● **EXERCISE REQUIREMENTS**
Your task is to reproduce the material exactly.

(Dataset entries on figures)
□ □ □ □ □

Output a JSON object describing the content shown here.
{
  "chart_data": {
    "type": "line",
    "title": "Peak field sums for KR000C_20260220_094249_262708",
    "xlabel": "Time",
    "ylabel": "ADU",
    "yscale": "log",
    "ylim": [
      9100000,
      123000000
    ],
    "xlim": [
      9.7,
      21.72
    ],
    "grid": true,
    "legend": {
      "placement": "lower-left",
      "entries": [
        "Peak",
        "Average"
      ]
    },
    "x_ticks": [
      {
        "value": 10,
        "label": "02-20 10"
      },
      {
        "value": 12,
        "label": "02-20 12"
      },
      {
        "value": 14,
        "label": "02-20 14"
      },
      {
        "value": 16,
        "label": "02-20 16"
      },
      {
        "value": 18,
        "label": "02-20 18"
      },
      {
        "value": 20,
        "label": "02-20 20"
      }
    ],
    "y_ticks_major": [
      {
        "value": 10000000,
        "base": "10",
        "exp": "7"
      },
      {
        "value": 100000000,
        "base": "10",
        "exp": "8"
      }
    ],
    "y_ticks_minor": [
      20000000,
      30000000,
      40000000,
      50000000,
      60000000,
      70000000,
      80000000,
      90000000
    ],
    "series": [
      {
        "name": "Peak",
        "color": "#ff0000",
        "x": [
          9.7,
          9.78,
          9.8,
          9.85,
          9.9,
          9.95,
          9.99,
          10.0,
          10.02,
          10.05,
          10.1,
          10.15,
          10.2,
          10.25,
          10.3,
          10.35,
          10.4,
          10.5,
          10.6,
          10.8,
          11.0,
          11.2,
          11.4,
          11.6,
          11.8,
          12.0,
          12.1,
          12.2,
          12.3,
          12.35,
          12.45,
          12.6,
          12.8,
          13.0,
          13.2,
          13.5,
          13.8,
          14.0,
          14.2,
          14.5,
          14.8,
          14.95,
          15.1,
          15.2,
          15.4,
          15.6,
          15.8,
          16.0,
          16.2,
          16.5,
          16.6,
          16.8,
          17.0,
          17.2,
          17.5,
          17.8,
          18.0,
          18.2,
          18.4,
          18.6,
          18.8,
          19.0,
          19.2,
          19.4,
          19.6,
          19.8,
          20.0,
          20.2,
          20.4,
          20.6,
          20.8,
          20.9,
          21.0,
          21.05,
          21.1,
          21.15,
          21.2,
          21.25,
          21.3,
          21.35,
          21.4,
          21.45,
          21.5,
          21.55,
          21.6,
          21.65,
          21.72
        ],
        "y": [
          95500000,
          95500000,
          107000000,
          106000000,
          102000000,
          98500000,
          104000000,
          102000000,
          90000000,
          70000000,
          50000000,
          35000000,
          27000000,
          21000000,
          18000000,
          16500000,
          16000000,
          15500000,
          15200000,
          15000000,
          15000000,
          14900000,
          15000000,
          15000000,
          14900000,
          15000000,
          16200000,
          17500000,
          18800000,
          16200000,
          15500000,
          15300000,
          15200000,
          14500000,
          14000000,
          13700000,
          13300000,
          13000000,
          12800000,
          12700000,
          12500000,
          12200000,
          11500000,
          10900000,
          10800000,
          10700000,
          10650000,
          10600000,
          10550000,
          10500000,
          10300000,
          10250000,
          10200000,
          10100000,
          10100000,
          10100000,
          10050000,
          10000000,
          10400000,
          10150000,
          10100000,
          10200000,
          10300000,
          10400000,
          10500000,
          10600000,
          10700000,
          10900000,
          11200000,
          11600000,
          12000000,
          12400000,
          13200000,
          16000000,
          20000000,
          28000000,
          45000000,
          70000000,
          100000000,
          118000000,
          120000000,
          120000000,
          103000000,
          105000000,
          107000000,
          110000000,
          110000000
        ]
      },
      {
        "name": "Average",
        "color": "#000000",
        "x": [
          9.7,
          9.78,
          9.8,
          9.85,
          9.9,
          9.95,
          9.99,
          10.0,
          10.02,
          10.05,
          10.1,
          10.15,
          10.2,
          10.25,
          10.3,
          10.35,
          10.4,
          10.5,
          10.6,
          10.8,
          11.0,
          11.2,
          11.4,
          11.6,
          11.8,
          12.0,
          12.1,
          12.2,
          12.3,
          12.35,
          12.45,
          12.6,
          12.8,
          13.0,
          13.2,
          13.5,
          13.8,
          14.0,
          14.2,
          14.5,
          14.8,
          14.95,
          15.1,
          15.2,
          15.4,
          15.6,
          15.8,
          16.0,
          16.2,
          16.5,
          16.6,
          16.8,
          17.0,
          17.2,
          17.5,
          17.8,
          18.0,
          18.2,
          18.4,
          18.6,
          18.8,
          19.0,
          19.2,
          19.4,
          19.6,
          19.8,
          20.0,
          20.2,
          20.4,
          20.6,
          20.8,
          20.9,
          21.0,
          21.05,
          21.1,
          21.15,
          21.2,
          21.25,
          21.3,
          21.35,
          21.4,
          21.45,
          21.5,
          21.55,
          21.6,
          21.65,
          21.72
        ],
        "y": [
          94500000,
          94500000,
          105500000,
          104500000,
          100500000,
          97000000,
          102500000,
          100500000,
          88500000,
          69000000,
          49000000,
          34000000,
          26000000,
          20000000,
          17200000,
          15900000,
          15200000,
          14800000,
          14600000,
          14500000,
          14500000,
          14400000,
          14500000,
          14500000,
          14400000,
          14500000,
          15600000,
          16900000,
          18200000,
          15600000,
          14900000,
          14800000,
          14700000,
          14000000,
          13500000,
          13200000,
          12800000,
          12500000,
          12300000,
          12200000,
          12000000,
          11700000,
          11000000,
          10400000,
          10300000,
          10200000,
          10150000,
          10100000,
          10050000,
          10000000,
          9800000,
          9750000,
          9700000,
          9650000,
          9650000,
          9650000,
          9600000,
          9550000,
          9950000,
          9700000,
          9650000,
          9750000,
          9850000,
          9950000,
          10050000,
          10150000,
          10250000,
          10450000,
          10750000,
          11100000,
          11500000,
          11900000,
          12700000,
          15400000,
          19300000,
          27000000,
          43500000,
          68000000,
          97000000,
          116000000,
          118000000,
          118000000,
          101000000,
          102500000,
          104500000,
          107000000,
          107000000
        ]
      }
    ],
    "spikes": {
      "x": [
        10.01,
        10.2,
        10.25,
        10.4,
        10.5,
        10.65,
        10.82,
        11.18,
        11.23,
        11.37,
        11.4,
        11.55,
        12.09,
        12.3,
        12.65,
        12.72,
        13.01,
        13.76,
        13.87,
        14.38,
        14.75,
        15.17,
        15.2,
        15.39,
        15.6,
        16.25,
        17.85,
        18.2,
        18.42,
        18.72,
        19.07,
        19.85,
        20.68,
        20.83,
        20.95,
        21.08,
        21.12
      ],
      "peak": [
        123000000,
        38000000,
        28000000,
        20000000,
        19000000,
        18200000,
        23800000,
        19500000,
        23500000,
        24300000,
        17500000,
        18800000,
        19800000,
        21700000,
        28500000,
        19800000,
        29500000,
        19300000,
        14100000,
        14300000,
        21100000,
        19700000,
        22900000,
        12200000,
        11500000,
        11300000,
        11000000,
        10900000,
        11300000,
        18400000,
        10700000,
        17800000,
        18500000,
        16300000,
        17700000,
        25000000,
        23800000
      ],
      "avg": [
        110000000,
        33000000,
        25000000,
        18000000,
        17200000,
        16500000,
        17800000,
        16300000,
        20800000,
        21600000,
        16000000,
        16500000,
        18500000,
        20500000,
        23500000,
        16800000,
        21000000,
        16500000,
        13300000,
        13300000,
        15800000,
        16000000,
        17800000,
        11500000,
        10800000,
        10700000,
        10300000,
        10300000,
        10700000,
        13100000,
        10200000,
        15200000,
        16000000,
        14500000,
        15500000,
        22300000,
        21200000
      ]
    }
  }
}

□ □ □ □ □

● **ANSWER IN FULL**
Output a JSON object describing the content shown here.
{
  "chart_data": {
    "type": "line",
    "title": "Peak field sums for KR000C_20260220_094249_262708",
    "xlabel": "Time",
    "ylabel": "ADU",
    "yscale": "log",
    "ylim": [
      9100000,
      123000000
    ],
    "xlim": [
      9.7,
      21.72
    ],
    "grid": true,
    "legend": {
      "placement": "lower-left",
      "entries": [
        "Peak",
        "Average"
      ]
    },
    "x_ticks": [
      {
        "value": 10,
        "label": "02-20 10"
      },
      {
        "value": 12,
        "label": "02-20 12"
      },
      {
        "value": 14,
        "label": "02-20 14"
      },
      {
        "value": 16,
        "label": "02-20 16"
      },
      {
        "value": 18,
        "label": "02-20 18"
      },
      {
        "value": 20,
        "label": "02-20 20"
      }
    ],
    "y_ticks_major": [
      {
        "value": 10000000,
        "base": "10",
        "exp": "7"
      },
      {
        "value": 100000000,
        "base": "10",
        "exp": "8"
      }
    ],
    "y_ticks_minor": [
      20000000,
      30000000,
      40000000,
      50000000,
      60000000,
      70000000,
      80000000,
      90000000
    ],
    "series": [
      {
        "name": "Peak",
        "color": "#ff0000",
        "x": [
          9.7,
          9.78,
          9.8,
          9.85,
          9.9,
          9.95,
          9.99,
          10.0,
          10.02,
          10.05,
          10.1,
          10.15,
          10.2,
          10.25,
          10.3,
          10.35,
          10.4,
          10.5,
          10.6,
          10.8,
          11.0,
          11.2,
          11.4,
          11.6,
          11.8,
          12.0,
          12.1,
          12.2,
          12.3,
          12.35,
          12.45,
          12.6,
          12.8,
          13.0,
          13.2,
          13.5,
          13.8,
          14.0,
          14.2,
          14.5,
          14.8,
          14.95,
          15.1,
          15.2,
          15.4,
          15.6,
          15.8,
          16.0,
          16.2,
          16.5,
          16.6,
          16.8,
          17.0,
          17.2,
          17.5,
          17.8,
          18.0,
          18.2,
          18.4,
          18.6,
          18.8,
          19.0,
          19.2,
          19.4,
          19.6,
          19.8,
          20.0,
          20.2,
          20.4,
          20.6,
          20.8,
          20.9,
          21.0,
          21.05,
          21.1,
          21.15,
          21.2,
          21.25,
          21.3,
          21.35,
          21.4,
          21.45,
          21.5,
          21.55,
          21.6,
          21.65,
          21.72
        ],
        "y": [
          95500000,
          95500000,
          107000000,
          106000000,
          102000000,
          98500000,
          104000000,
          102000000,
          90000000,
          70000000,
          50000000,
          35000000,
          27000000,
          21000000,
          18000000,
          16500000,
          16000000,
          15500000,
          15200000,
          15000000,
          15000000,
          14900000,
          15000000,
          15000000,
          14900000,
          15000000,
          16200000,
          17500000,
          18800000,
          16200000,
          15500000,
          15300000,
          15200000,
          14500000,
          14000000,
          13700000,
          13300000,
          13000000,
          12800000,
          12700000,
          12500000,
          12200000,
          11500000,
          10900000,
          10800000,
          10700000,
          10650000,
          10600000,
          10550000,
          10500000,
          10300000,
          10250000,
          10200000,
          10100000,
          10100000,
          10100000,
          10050000,
          10000000,
          10400000,
          10150000,
          10100000,
          10200000,
          10300000,
          10400000,
          10500000,
          10600000,
          10700000,
          10900000,
          11200000,
          11600000,
          12000000,
          12400000,
          13200000,
          16000000,
          20000000,
          28000000,
          45000000,
          70000000,
          100000000,
          118000000,
          120000000,
          120000000,
          103000000,
          105000000,
          107000000,
          110000000,
          110000000
        ]
      },
      {
        "name": "Average",
        "color": "#000000",
        "x": [
          9.7,
          9.78,
          9.8,
          9.85,
          9.9,
          9.95,
          9.99,
          10.0,
          10.02,
          10.05,
          10.1,
          10.15,
          10.2,
          10.25,
          10.3,
          10.35,
          10.4,
          10.5,
          10.6,
          10.8,
          11.0,
          11.2,
          11.4,
          11.6,
          11.8,
          12.0,
          12.1,
          12.2,
          12.3,
          12.35,
          12.45,
          12.6,
          12.8,
          13.0,
          13.2,
          13.5,
          13.8,
          14.0,
          14.2,
          14.5,
          14.8,
          14.95,
          15.1,
          15.2,
          15.4,
          15.6,
          15.8,
          16.0,
          16.2,
          16.5,
          16.6,
          16.8,
          17.0,
          17.2,
          17.5,
          17.8,
          18.0,
          18.2,
          18.4,
          18.6,
          18.8,
          19.0,
          19.2,
          19.4,
          19.6,
          19.8,
          20.0,
          20.2,
          20.4,
          20.6,
          20.8,
          20.9,
          21.0,
          21.05,
          21.1,
          21.15,
          21.2,
          21.25,
          21.3,
          21.35,
          21.4,
          21.45,
          21.5,
          21.55,
          21.6,
          21.65,
          21.72
        ],
        "y": [
          94500000,
          94500000,
          105500000,
          104500000,
          100500000,
          97000000,
          102500000,
          100500000,
          88500000,
          69000000,
          49000000,
          34000000,
          26000000,
          20000000,
          17200000,
          15900000,
          15200000,
          14800000,
          14600000,
          14500000,
          14500000,
          14400000,
          14500000,
          14500000,
          14400000,
          14500000,
          15600000,
          16900000,
          18200000,
          15600000,
          14900000,
          14800000,
          14700000,
          14000000,
          13500000,
          13200000,
          12800000,
          12500000,
          12300000,
          12200000,
          12000000,
          11700000,
          11000000,
          10400000,
          10300000,
          10200000,
          10150000,
          10100000,
          10050000,
          10000000,
          9800000,
          9750000,
          9700000,
          9650000,
          9650000,
          9650000,
          9600000,
          9550000,
          9950000,
          9700000,
          9650000,
          9750000,
          9850000,
          9950000,
          10050000,
          10150000,
          10250000,
          10450000,
          10750000,
          11100000,
          11500000,
          11900000,
          12700000,
          15400000,
          19300000,
          27000000,
          43500000,
          68000000,
          97000000,
          116000000,
          118000000,
          118000000,
          101000000,
          102500000,
          104500000,
          107000000,
          107000000
        ]
      }
    ],
    "spikes": {
      "x": [
        10.01,
        10.2,
        10.25,
        10.4,
        10.5,
        10.65,
        10.82,
        11.18,
        11.23,
        11.37,
        11.4,
        11.55,
        12.09,
        12.3,
        12.65,
        12.72,
        13.01,
        13.76,
        13.87,
        14.38,
        14.75,
        15.17,
        15.2,
        15.39,
        15.6,
        16.25,
        17.85,
        18.2,
        18.42,
        18.72,
        19.07,
        19.85,
        20.68,
        20.83,
        20.95,
        21.08,
        21.12
      ],
      "peak": [
        123000000,
        38000000,
        28000000,
        20000000,
        19000000,
        18200000,
        23800000,
        19500000,
        23500000,
        24300000,
        17500000,
        18800000,
        19800000,
        21700000,
        28500000,
        19800000,
        29500000,
        19300000,
        14100000,
        14300000,
        21100000,
        19700000,
        22900000,
        12200000,
        11500000,
        11300000,
        11000000,
        10900000,
        11300000,
        18400000,
        10700000,
        17800000,
        18500000,
        16300000,
        17700000,
        25000000,
        23800000
      ],
      "avg": [
        110000000,
        33000000,
        25000000,
        18000000,
        17200000,
        16500000,
        17800000,
        16300000,
        20800000,
        21600000,
        16000000,
        16500000,
        18500000,
        20500000,
        23500000,
        16800000,
        21000000,
        16500000,
        13300000,
        13300000,
        15800000,
        16000000,
        17800000,
        11500000,
        10800000,
        10700000,
        10300000,
        10300000,
        10700000,
        13100000,
        10200000,
        15200000,
        16000000,
        14500000,
        15500000,
        22300000,
        21200000
      ]
    }
  }
}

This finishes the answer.